The answer should be a single number: how many lines in the material contain "прочим".
┌──
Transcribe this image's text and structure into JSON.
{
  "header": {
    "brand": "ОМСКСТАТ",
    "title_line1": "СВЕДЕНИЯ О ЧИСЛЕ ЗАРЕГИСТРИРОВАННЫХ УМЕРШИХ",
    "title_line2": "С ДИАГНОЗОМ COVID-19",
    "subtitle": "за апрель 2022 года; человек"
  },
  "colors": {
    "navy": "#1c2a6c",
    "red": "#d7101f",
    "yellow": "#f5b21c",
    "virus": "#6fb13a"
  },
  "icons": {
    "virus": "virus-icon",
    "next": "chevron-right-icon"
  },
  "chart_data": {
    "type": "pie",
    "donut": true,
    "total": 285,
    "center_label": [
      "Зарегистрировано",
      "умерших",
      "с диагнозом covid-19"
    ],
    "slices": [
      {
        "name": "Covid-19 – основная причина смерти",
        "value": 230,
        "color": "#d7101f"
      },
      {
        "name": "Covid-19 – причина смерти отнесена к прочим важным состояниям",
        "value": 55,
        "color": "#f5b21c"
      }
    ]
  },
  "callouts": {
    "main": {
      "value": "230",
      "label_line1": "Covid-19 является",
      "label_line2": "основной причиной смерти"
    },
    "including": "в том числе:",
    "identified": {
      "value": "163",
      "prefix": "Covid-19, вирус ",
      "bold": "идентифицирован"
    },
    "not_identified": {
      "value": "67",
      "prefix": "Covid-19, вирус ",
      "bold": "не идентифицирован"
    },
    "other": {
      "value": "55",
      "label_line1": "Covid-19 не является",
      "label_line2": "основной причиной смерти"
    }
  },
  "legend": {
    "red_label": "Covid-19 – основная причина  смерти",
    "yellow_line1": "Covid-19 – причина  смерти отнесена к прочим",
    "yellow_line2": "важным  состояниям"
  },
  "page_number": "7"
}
└──
→ ANSWER TO THIS PROBLEM
2